#### [Saved entries]
#####

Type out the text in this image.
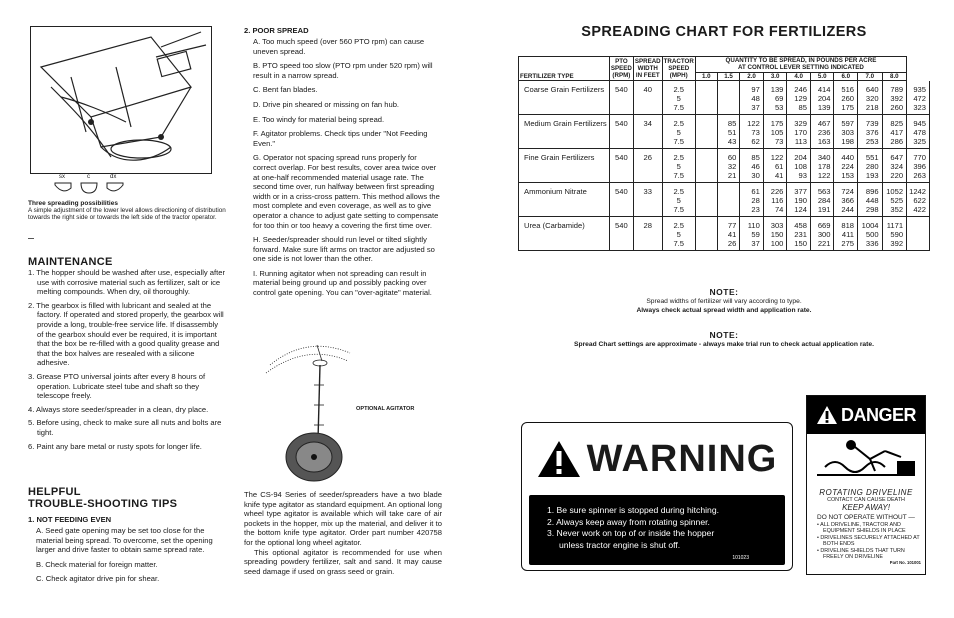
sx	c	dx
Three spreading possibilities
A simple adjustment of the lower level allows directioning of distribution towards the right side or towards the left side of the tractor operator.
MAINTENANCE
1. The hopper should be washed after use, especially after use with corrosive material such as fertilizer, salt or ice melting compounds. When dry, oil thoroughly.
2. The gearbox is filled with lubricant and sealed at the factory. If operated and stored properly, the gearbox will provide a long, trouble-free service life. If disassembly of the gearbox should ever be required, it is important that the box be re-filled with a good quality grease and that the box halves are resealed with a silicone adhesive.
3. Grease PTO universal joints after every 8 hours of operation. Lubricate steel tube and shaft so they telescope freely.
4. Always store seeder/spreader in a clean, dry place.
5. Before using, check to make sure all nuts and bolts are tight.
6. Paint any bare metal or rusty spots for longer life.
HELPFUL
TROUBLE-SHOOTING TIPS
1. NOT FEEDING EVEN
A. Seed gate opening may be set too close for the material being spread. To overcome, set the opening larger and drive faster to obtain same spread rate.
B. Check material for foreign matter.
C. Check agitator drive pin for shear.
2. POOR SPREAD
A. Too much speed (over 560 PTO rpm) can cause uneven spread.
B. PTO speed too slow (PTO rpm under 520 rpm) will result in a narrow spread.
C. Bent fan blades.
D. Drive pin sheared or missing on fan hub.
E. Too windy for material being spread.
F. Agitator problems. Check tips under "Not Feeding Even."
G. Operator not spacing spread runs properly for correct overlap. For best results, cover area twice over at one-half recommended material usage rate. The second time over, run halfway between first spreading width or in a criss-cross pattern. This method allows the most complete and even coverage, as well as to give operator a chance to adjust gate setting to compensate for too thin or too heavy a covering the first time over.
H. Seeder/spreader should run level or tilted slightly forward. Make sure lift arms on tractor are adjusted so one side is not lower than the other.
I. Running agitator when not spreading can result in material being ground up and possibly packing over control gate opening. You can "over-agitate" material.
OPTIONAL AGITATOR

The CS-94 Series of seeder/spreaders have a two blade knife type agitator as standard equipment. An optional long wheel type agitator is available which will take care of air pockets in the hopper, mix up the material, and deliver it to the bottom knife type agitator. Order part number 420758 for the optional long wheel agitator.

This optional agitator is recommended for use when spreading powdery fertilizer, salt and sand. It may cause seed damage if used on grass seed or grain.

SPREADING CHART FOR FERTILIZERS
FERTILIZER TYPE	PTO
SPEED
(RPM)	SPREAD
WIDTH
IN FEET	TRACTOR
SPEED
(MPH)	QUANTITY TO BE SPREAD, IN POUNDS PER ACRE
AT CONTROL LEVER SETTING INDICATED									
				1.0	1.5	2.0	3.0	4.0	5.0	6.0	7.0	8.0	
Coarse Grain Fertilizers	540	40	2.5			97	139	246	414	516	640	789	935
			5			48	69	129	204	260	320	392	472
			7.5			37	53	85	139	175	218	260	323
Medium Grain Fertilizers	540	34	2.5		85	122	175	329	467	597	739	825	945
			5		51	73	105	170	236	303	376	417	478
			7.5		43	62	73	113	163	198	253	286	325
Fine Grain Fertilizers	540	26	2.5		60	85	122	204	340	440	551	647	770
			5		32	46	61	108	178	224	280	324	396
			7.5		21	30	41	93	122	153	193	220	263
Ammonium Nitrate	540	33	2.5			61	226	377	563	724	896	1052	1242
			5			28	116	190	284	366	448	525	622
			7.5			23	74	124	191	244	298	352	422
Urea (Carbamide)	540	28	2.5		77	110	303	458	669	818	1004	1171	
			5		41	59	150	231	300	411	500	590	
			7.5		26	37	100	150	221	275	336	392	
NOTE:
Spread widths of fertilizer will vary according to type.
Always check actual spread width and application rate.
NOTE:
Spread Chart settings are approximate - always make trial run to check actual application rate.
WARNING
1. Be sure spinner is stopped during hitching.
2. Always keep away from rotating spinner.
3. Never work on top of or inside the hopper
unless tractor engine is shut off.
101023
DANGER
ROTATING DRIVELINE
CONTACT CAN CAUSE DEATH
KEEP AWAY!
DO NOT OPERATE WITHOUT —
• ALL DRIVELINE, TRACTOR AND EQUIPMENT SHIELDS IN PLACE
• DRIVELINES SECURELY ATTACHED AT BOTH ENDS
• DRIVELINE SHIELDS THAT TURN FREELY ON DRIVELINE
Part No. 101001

#####

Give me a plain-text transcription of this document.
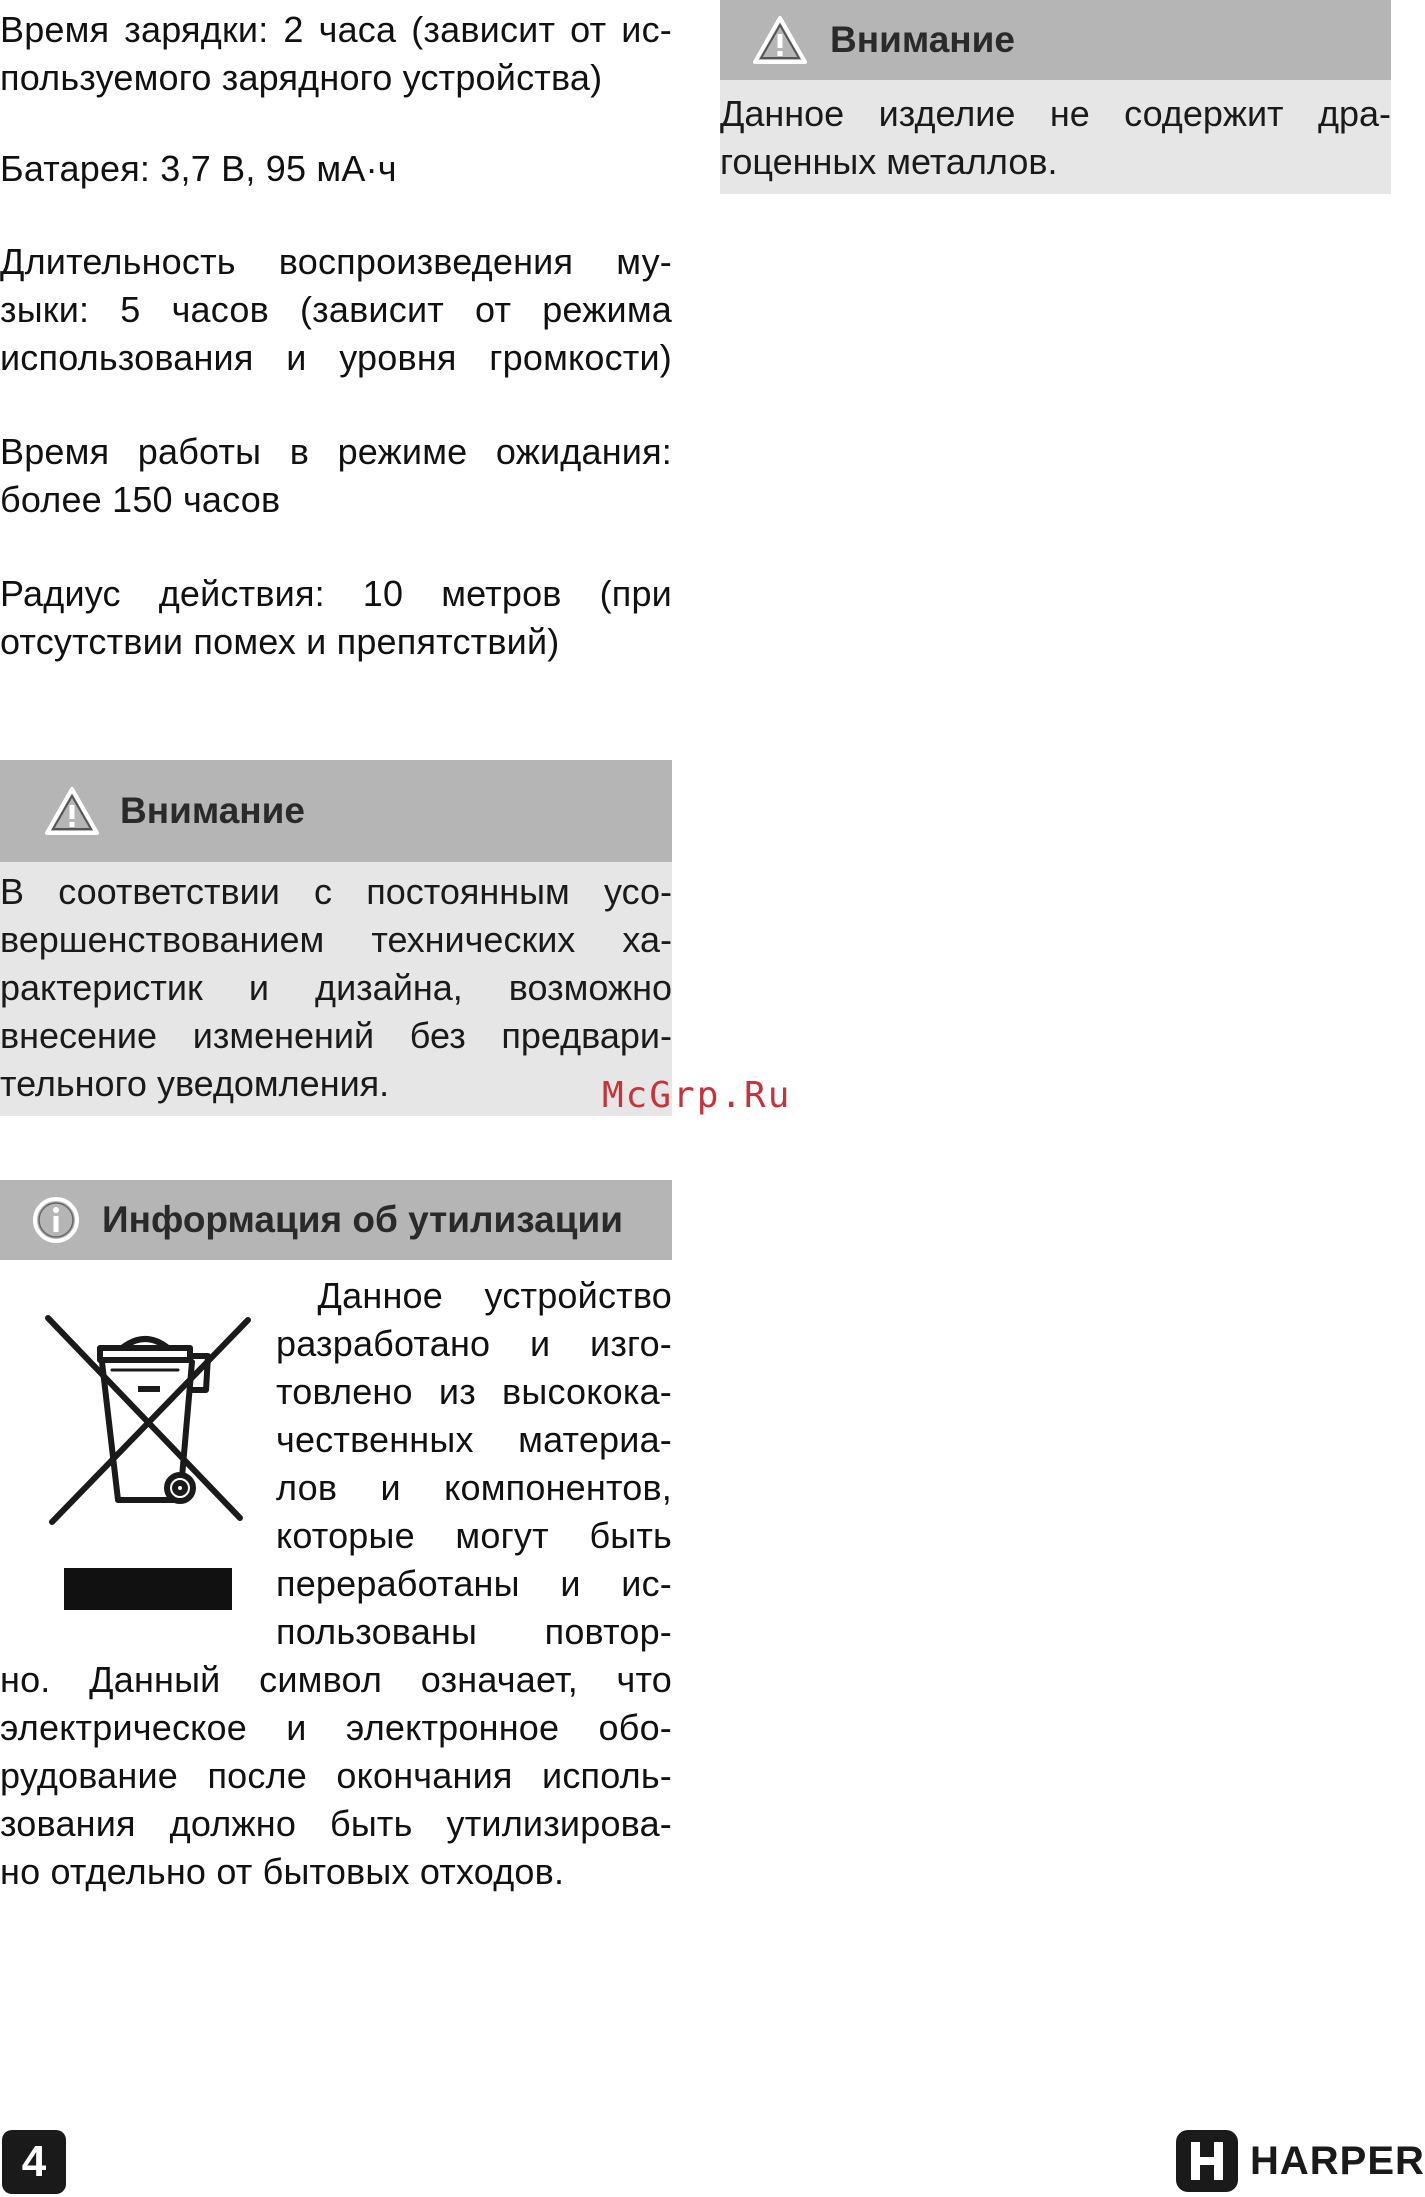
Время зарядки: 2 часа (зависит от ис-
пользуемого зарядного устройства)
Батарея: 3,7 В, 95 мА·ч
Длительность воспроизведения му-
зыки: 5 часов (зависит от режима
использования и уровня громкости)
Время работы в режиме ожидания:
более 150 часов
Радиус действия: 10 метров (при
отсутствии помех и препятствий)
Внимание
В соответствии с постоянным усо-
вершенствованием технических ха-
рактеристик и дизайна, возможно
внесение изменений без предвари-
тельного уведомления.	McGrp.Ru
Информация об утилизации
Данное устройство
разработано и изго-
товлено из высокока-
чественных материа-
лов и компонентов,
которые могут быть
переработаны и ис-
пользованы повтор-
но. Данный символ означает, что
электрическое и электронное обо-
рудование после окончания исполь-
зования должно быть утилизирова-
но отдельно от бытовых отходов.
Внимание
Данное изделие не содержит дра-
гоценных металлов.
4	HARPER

#####

#### [Goal]
Search the lines for "after". Copy each line that has it.

#### [In response]
1. The hopper should be washed after use, especially after use with corrosive material such as fertilizer, salt or ice melting compounds. When dry, oil thoroughly.
3. Grease PTO universal joints after every 8 hours of operation. Lubricate steel tube and shaft so they telescope freely.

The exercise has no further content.